▶ _SELECTED TEXT_
_ _ _

Episodes mostly proceeded without a formal structure. Gethard took calls from viewers and discussed a variety of topics with the panel. The show was frequently "interrupted" by improvised character comedy from both guest stars and the show's writers. Many characters appeared on multiple occasions, forming running jokes and loose subplots for the show. Some of the most popular of these characters include Vacation Jason, Horse and Bee, The Hintmaster, The Beast Masturbator, Weenie Feet Bobbins, and The Guy Who Likes Cream But Not Too Much Cream. Many episodes featured short films or comedy videos from a variety of contributors, as well as a musical act that performed twice per episode. Several now-successful comedians appeared on the show early in their careers, including Vanessa Bayer, Aidy Bryant, John Mulaney, Conner O'Malley, and John Reynolds.

=== Fusion ===
The cable incarnation of the show featured a new set, more structured roles for cast members, and shorter episodes. The first season of the show on the Fusion network, airing in 2015, taped episodes on Tuesdays with an interactive live stream and aired an edited half-hour version on Thursdays. The second season extended episodes to an hour in length.

_ _ _

Saved entries:

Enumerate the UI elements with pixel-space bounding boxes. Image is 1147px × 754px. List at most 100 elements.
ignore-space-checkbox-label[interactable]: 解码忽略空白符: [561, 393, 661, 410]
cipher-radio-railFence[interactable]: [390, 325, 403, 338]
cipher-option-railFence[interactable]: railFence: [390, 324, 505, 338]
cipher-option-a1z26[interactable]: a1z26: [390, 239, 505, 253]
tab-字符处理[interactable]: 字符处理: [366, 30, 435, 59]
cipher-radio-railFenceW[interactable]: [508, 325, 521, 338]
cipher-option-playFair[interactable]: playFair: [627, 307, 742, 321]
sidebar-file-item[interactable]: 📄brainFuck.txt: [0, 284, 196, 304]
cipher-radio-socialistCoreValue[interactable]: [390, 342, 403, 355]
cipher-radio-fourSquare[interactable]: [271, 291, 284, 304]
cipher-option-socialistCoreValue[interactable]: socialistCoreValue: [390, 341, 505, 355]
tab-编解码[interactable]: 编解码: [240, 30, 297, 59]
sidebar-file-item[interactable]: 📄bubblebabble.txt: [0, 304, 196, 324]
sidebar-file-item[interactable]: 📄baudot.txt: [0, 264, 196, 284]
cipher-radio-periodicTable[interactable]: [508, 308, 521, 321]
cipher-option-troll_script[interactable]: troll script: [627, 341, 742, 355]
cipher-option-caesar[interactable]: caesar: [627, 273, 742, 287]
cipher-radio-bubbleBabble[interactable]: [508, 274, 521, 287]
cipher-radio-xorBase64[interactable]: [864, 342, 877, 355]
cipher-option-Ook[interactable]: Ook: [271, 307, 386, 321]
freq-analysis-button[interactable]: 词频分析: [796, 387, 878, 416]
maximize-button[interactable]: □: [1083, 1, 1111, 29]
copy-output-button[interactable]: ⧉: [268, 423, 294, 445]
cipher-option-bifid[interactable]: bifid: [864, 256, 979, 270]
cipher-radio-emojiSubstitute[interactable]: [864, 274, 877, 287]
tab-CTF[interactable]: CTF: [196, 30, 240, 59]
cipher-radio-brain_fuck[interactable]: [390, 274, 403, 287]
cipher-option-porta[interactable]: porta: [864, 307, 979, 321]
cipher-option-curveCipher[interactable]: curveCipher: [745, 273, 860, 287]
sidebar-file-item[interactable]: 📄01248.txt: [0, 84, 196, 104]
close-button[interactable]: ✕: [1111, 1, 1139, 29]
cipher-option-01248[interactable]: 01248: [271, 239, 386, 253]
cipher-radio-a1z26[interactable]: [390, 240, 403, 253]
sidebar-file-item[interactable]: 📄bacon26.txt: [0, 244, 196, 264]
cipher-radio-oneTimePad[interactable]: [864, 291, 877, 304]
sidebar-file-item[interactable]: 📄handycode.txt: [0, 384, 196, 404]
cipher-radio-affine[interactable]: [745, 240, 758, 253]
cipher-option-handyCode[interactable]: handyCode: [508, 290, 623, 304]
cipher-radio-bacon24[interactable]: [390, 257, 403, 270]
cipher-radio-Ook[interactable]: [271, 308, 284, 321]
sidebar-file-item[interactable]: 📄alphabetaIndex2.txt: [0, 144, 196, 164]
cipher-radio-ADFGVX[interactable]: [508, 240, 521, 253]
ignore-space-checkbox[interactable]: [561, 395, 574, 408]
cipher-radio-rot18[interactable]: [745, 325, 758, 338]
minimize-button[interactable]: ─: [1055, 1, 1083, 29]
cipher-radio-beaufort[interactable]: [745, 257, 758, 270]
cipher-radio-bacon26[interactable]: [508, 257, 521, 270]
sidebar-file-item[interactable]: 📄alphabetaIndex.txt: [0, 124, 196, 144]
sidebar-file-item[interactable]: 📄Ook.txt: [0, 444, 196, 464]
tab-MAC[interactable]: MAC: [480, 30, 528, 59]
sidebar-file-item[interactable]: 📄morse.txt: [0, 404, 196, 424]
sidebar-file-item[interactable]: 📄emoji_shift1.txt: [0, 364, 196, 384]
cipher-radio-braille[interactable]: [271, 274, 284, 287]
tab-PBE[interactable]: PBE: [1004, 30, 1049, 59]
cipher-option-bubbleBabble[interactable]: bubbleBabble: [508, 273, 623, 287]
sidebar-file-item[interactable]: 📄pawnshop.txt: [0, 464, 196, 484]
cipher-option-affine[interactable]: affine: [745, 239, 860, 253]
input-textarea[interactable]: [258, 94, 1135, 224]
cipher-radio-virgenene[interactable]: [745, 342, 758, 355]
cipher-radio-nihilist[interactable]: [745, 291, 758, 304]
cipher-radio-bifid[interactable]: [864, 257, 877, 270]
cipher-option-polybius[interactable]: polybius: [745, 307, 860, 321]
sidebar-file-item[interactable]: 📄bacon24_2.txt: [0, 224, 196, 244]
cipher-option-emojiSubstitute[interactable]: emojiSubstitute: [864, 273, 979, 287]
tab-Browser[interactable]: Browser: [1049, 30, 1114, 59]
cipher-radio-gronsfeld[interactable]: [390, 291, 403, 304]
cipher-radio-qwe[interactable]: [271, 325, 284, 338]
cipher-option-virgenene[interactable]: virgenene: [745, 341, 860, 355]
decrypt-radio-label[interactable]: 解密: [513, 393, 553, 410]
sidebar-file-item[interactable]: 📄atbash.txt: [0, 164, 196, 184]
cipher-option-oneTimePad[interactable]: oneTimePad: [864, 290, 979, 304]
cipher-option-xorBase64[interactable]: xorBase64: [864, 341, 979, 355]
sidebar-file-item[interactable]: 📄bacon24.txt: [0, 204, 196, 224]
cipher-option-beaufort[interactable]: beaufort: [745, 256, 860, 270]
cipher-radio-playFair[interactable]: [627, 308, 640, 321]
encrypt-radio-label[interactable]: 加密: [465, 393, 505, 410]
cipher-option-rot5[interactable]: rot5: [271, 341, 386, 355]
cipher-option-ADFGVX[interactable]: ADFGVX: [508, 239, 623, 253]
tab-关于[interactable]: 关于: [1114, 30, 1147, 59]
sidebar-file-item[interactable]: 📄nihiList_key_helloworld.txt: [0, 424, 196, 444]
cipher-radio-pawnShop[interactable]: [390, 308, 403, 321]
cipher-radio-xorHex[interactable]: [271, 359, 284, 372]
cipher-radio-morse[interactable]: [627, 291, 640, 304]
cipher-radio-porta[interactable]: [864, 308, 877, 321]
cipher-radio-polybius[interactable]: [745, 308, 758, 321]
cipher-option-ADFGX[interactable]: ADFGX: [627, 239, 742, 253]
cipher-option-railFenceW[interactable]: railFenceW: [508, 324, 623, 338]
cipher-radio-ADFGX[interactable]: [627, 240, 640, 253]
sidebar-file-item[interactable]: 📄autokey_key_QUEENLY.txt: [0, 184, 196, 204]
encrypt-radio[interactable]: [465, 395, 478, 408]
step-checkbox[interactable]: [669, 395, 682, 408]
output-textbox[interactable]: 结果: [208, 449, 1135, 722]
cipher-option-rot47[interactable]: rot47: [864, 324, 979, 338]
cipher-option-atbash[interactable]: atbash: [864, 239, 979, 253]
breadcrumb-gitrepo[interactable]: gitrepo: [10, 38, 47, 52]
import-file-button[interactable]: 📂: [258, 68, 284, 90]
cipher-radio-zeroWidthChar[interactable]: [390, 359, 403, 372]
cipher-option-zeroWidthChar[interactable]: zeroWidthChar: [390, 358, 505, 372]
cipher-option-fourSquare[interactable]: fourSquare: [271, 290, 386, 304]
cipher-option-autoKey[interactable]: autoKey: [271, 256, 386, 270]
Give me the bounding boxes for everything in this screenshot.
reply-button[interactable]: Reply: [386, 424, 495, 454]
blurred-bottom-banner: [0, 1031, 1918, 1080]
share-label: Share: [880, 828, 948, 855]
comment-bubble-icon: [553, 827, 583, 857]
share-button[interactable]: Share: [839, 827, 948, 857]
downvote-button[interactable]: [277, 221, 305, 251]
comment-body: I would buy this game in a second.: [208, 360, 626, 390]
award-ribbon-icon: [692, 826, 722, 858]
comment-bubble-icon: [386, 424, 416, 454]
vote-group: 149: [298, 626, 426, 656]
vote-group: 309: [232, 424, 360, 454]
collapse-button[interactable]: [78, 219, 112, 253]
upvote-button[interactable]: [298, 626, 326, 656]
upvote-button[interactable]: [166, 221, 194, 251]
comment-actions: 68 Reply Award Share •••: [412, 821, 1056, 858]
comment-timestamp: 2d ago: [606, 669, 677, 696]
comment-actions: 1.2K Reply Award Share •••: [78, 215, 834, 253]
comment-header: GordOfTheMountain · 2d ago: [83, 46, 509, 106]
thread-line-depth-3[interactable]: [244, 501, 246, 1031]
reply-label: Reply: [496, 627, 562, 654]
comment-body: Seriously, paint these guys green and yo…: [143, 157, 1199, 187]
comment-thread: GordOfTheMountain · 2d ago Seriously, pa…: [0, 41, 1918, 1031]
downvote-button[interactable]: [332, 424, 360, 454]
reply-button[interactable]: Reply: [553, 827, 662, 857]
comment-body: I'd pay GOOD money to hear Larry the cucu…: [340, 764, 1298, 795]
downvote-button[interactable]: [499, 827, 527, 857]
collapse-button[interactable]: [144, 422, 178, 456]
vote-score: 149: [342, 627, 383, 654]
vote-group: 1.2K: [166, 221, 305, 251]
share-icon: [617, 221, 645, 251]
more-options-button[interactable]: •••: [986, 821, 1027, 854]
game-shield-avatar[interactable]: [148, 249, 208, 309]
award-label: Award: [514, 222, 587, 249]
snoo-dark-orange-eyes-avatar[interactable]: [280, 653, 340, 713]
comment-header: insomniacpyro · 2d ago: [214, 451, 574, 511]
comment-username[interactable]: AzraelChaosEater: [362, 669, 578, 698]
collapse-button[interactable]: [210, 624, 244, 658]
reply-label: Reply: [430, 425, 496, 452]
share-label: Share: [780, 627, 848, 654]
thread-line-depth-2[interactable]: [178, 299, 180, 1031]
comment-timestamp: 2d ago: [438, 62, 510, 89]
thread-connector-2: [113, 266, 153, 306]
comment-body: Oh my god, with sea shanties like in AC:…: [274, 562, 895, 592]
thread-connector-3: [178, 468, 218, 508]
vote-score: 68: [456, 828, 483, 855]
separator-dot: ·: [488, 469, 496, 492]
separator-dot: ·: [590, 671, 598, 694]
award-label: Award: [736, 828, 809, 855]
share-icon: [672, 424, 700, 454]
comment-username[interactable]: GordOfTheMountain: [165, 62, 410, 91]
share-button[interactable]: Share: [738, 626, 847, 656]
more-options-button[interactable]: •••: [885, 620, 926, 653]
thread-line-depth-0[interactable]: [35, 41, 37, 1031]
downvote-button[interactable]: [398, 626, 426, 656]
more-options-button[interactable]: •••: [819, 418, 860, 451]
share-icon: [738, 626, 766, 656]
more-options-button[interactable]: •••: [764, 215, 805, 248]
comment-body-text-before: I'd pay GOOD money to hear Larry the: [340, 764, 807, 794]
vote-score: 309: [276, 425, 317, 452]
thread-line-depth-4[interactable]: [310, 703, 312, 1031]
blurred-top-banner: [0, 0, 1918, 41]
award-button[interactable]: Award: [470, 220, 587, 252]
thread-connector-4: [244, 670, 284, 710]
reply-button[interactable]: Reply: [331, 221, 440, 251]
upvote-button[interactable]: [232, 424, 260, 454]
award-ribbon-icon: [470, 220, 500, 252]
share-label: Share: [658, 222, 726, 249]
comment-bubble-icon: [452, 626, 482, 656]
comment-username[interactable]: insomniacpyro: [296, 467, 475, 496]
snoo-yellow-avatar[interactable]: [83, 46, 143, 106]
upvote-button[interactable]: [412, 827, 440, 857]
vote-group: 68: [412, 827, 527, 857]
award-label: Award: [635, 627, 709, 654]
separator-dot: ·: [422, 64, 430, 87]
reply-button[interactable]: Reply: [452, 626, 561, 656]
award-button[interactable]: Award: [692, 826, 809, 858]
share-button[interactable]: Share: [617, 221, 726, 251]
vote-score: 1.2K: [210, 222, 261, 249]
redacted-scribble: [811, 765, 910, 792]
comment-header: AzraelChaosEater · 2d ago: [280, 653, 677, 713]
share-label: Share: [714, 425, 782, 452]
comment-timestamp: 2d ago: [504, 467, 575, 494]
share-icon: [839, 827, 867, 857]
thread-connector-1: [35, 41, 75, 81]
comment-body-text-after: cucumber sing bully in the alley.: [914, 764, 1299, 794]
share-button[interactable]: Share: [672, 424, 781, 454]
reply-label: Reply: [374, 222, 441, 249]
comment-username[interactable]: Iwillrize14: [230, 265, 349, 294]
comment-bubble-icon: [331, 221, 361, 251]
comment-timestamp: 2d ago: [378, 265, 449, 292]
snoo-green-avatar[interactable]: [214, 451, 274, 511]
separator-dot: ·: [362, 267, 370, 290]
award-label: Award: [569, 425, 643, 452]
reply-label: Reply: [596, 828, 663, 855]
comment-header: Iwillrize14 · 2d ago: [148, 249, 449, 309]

_ _ _

▶ _WORK TO BE COMPLETED_
Write the next part of the passage about Gethard's show, starting right after its final sentence. The items have no connection to the passage about Gethard's show.

▶ _TASK OUTPUT_
Celebrity guests, such as Will Ferrell, Maria Bamford, and Ira Glass, were featured in every episode of the Fusion seasons.

=== truTV ===
In the video announcing the show's move to cable network truTV, Gethard also announced that episodes would be once again broadcast live. The first season on truTV was planned for sixteen episodes, airing Thursday nights at 11pm. On November 9, 2017, the show was given an additional ten episode order, and moved to Tuesday nights. In August 2018, the show was canceled in a mutual decision between truTV and Gethard. Gethard posted a goodbye letter to Facebook.

== Cast and crew ==
===Main cast===
In the majority of episodes, the panel consists of:

- Chris Gethard: The show's host.
- Shannon O'Neill: Gethard's sidekick
- Bethany Hall: The show's "internet liaison", and the stage manager for the original UCB run.
- The Human Fish: A comedy character performed by David Bluvband. A fish-human hybrid said to be "figuring out the world of men", he mostly speaks in an "X vs. Y" format. Bluvband has also appeared on the show as himself.
- Murf Meyer: The show's announcer, known for his hedonistic behavior and his feud with the Order of Gimghoul, a secret society from North Carolina.
- Mimi Fischer: A hooper who hoop-dances behind the cast throughout the entire show. Also called "Mimi On The Hoops".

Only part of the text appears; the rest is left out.